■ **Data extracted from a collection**
>> Begin

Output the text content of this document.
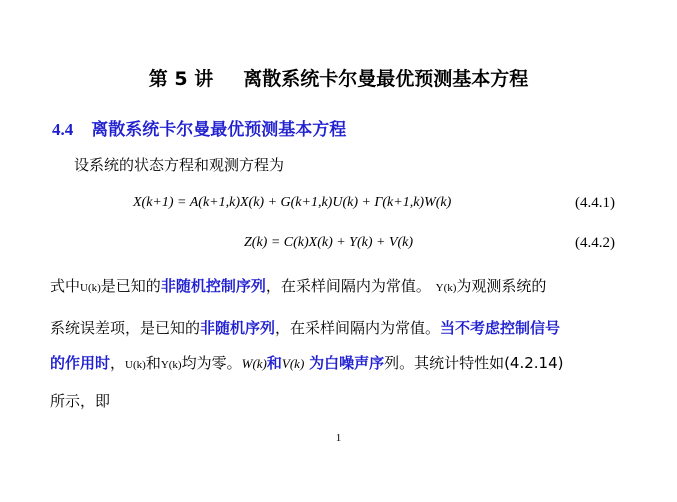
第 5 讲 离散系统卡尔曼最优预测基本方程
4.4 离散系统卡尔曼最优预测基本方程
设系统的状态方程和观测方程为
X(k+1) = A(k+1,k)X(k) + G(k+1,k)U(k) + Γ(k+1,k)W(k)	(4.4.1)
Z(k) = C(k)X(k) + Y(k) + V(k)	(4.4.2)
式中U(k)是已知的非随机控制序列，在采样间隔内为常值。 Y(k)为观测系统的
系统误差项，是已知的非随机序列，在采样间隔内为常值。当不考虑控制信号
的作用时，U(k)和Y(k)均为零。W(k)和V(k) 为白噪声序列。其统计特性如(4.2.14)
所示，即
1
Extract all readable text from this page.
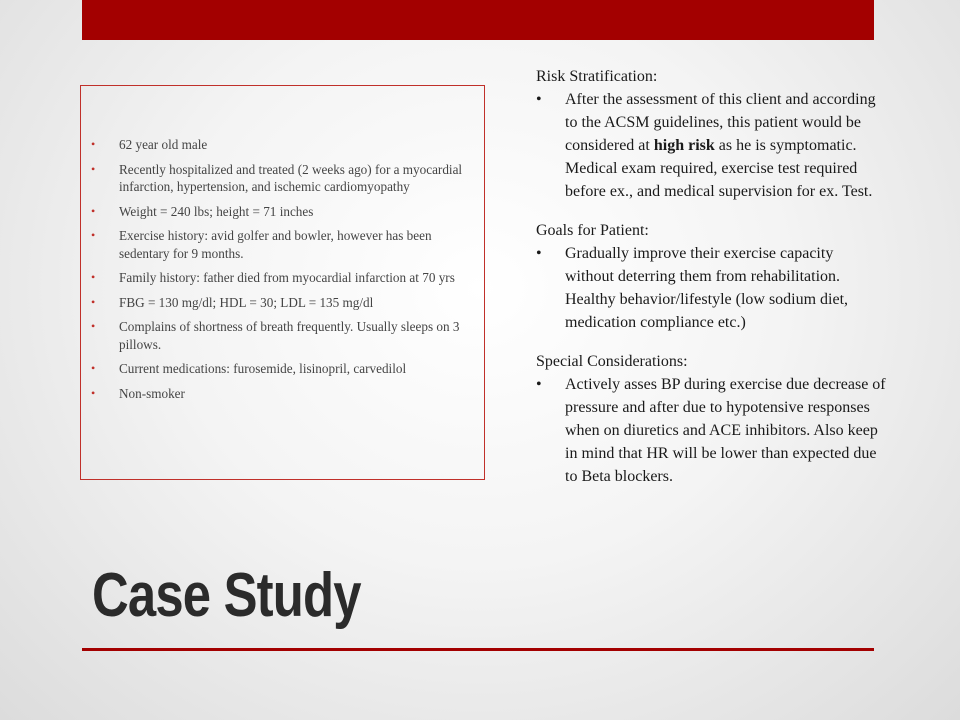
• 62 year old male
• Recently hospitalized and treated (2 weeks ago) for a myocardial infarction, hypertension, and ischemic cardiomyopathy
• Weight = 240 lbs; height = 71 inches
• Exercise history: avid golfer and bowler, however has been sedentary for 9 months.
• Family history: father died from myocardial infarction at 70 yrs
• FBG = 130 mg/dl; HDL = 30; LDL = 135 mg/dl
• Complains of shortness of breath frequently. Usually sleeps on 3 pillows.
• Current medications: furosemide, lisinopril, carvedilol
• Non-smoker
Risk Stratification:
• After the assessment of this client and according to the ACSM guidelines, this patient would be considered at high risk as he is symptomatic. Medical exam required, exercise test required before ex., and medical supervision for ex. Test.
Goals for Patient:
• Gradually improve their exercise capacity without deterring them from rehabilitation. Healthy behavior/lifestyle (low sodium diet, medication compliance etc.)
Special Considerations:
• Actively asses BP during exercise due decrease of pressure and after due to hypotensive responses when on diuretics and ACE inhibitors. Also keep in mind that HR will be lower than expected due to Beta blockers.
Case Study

>> End

■ **Work to be completed**
In the records above, find the line containing "Extract all readable text from this page.". Reproduce it and every line after it through the last line, omitting pictures.

■ **Complete output**
Extract all readable text from this page.
• 62 year old male
• Recently hospitalized and treated (2 weeks ago) for a myocardial infarction, hypertension, and ischemic cardiomyopathy
• Weight = 240 lbs; height = 71 inches
• Exercise history: avid golfer and bowler, however has been sedentary for 9 months.
• Family history: father died from myocardial infarction at 70 yrs
• FBG = 130 mg/dl; HDL = 30; LDL = 135 mg/dl
• Complains of shortness of breath frequently. Usually sleeps on 3 pillows.
• Current medications: furosemide, lisinopril, carvedilol
• Non-smoker
Risk Stratification:
• After the assessment of this client and according to the ACSM guidelines, this patient would be considered at high risk as he is symptomatic. Medical exam required, exercise test required before ex., and medical supervision for ex. Test.
Goals for Patient:
• Gradually improve their exercise capacity without deterring them from rehabilitation. Healthy behavior/lifestyle (low sodium diet, medication compliance etc.)
Special Considerations:
• Actively asses BP during exercise due decrease of pressure and after due to hypotensive responses when on diuretics and ACE inhibitors. Also keep in mind that HR will be lower than expected due to Beta blockers.
Case Study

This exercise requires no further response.